**The request**
Copy out all of the data below with no alterations.

· · · · ·

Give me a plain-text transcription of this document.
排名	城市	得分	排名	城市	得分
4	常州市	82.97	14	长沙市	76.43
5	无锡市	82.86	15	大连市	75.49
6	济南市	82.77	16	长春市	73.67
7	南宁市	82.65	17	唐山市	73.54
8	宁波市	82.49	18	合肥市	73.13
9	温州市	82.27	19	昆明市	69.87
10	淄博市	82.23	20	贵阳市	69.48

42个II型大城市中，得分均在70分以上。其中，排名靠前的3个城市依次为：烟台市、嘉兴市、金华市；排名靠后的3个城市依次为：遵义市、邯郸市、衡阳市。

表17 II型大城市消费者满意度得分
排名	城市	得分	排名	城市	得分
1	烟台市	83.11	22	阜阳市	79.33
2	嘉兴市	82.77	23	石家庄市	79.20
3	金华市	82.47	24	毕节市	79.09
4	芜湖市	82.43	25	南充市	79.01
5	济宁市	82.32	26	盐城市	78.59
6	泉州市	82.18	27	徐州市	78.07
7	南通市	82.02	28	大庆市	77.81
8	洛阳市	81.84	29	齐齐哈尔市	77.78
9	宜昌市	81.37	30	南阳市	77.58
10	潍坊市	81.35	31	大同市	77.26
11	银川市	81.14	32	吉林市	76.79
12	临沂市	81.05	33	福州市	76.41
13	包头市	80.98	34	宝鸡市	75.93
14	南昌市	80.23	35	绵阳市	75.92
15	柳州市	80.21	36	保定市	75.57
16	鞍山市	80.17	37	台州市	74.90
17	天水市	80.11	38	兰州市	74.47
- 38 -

· · · · ·

**Written answer**
Give me a plain-text transcription of this document.
排名	城市	得分	排名	城市	得分
4	常州市	82.97	14	长沙市	76.43
5	无锡市	82.86	15	大连市	75.49
6	济南市	82.77	16	长春市	73.67
7	南宁市	82.65	17	唐山市	73.54
8	宁波市	82.49	18	合肥市	73.13
9	温州市	82.27	19	昆明市	69.87
10	淄博市	82.23	20	贵阳市	69.48

42个II型大城市中，得分均在70分以上。其中，排名靠前的3个城市依次为：烟台市、嘉兴市、金华市；排名靠后的3个城市依次为：遵义市、邯郸市、衡阳市。

表17 II型大城市消费者满意度得分
排名	城市	得分	排名	城市	得分
1	烟台市	83.11	22	阜阳市	79.33
2	嘉兴市	82.77	23	石家庄市	79.20
3	金华市	82.47	24	毕节市	79.09
4	芜湖市	82.43	25	南充市	79.01
5	济宁市	82.32	26	盐城市	78.59
6	泉州市	82.18	27	徐州市	78.07
7	南通市	82.02	28	大庆市	77.81
8	洛阳市	81.84	29	齐齐哈尔市	77.78
9	宜昌市	81.37	30	南阳市	77.58
10	潍坊市	81.35	31	大同市	77.26
11	银川市	81.14	32	吉林市	76.79
12	临沂市	81.05	33	福州市	76.41
13	包头市	80.98	34	宝鸡市	75.93
14	南昌市	80.23	35	绵阳市	75.92
15	柳州市	80.21	36	保定市	75.57
16	鞍山市	80.17	37	台州市	74.90
17	天水市	80.11	38	兰州市	74.47
- 38 -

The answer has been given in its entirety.